Problems and tasks »
• a. In the first post of the Denon remote thread, rewrite the paragraph beginning "This wonderful receiver has the most arcane remote" as a short bulleted list that keeps its main facts.
• b. Decide whether each statement agrees with the Denon remote thread, answering yes or no and quoting the deciding words: (i) JustDave1 finds the Harmony H659s fine for selecting a source and adjusting volume. (ii) salvasol owns a Denon receiver. (iii) After re-reading the manual, JustDave1 plans to buy a different remote.

Supplied passage »
# Replacement remote for Denon 4308ci?



## JustDave1 (Mar 16, 2008)

This wonderful receiver has the most arcane remote I've ever used. After a year I still get lost in menus and accidentally screw things up. I often find it easier to walk over to the receiver to do something like rename an input or tune a new Internet station. 

Is there a remote that can be programmed to do most of the things this receiver is capable of? I have a couple of Harmony H659s which are fine for selecting a source and adjusting channel and volume, but I can't figure out how to use them to select Internet radio, or HD radio, or the iPod input. Would a Harmony One do this? Is something else better?

JustDave


----------



## salvasol (Oct 31, 2006)

JustDave1 said:


> This wonderful receiver has the most arcane remote I've ever used. After a year I still get lost in menus and accidentally screw things up. I often find it easier to walk over to the receiver to do something like rename an input or tune a new Internet station.
> 
> Is there a remote that can be program to do most of the things this receiver is capable of? I have a couple of Harmony H659s which are fine for selecting a source and adjusting channel and volume, but I can't figure out how to use them to select Internet radio, or HD radio, or the iPod input. Would a Harmony One do this? Is something else better?
> 
> JustDave


Did you programmed the Harmony to control your Denon??? ... according to specifications online it has a learning port for all functions :yes:

I have a Yamaha RXV2700 and I programmed an old Universal Control for most functions ...I can access the menu to make any set up, change input names, etc. :yes:


----------



## JustDave1 (Mar 16, 2008)

Thanks for your reply.

I know I can program many butttons with many functions and macros, but a bunch of unidentified, hard-to-remember butttons is what I already have. What I want is a button with a (custom?) label for each function. If all the functions were pre-programmed into the remote (or web programmable) and appeared on the remote lcd next to a button, that would be ideal. 

For example, I would like a button marked "HD radio". When I push that I would like to see choices including "Tune Up" or "Scan Presets" or "Set Preset".

If I could then easily make an EQ change or turn on the speakers in the bedroom with only a few more button pushes, I would be in home theater heaven...

JustDave


----------



## salvasol (Oct 31, 2006)

Is this the same remote???









Looking at the picture it seems that it can be programmed and labeled any way you want ... :yes:

If it can't be done, you only option will be to get a better remote with a LCD screen :hide:


----------



## JustDave1 (Mar 16, 2008)

Yes, that's it.

Hmmm... now that I re-read the manual, it seems you're right. I'll try a little more programming tomorrow. Thanks for the tip and inspiration.

Justdave1


----------

Information shown »

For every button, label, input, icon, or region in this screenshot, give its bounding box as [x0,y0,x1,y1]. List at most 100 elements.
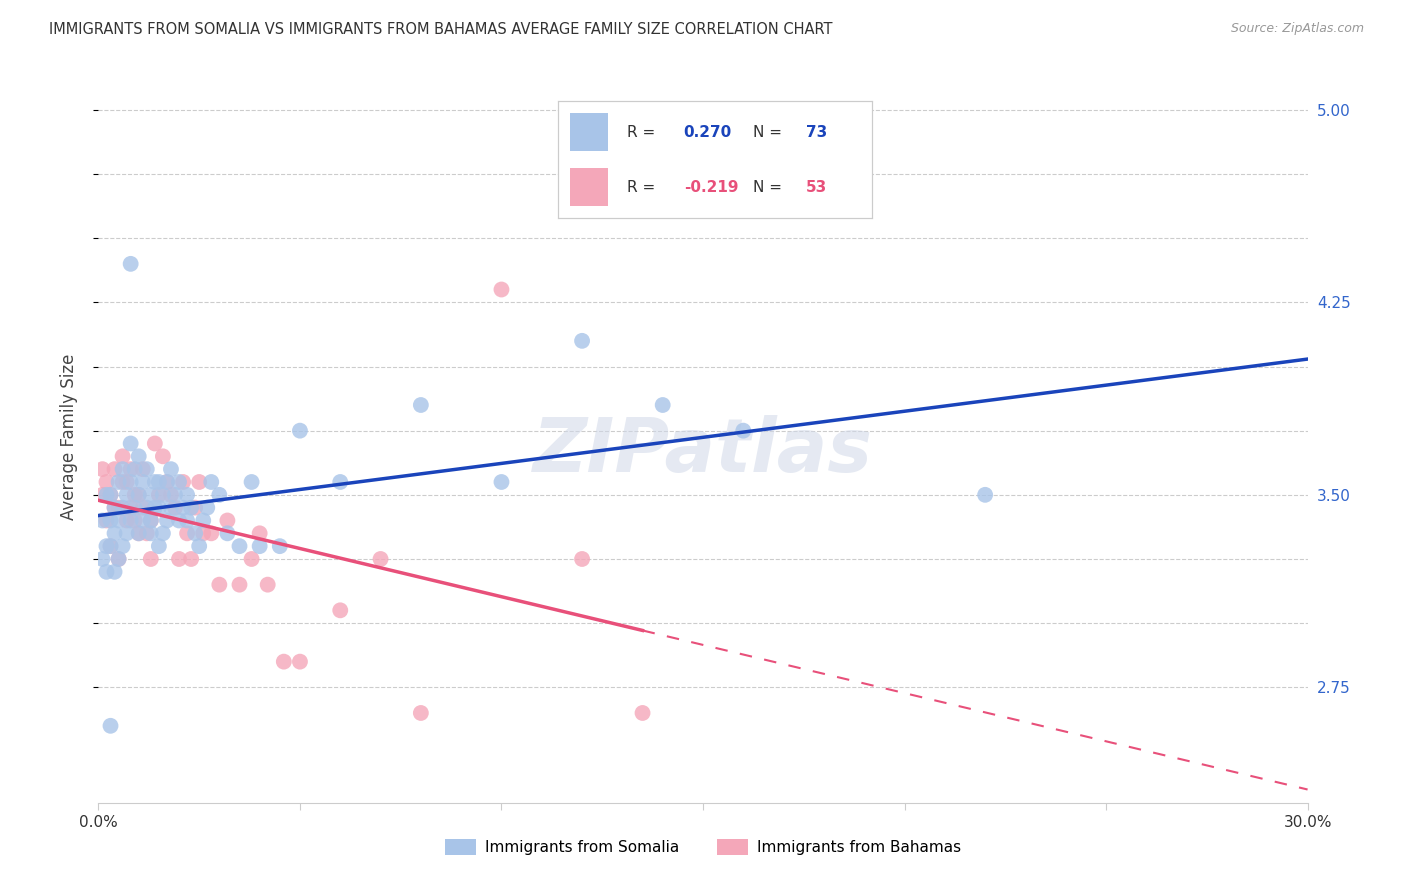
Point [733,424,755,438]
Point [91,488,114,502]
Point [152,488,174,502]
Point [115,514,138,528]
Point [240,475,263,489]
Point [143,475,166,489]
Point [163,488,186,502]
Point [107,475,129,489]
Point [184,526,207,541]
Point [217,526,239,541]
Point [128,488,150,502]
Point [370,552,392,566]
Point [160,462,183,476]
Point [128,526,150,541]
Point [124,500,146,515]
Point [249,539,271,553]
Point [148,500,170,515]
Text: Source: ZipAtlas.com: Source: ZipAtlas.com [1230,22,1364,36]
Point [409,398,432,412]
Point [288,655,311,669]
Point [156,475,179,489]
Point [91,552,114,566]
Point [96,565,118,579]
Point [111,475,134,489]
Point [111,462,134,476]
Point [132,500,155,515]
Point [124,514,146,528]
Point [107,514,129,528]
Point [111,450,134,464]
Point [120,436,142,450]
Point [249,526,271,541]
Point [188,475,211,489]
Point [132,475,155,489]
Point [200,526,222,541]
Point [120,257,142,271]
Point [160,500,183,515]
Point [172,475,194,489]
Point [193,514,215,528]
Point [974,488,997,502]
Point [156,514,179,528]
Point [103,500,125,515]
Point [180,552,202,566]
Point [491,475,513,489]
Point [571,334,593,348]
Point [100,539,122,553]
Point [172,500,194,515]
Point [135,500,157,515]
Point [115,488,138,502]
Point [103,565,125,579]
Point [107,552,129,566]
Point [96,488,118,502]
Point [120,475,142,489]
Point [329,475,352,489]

Full solutions »
• a.
- The receiver's remote is the most arcane one the poster has ever used.
- After a year, the poster still gets lost in its menus and accidentally messes things up.
- It is often easier to walk over to the receiver for tasks like renaming an input or tuning a new Internet station.

• b.
(i) Yes: "fine for selecting a source and adjusting channel and volume"
(ii) No: "I have a Yamaha RXV2700"
(iii) No: "I'll try a little more programming tomorrow."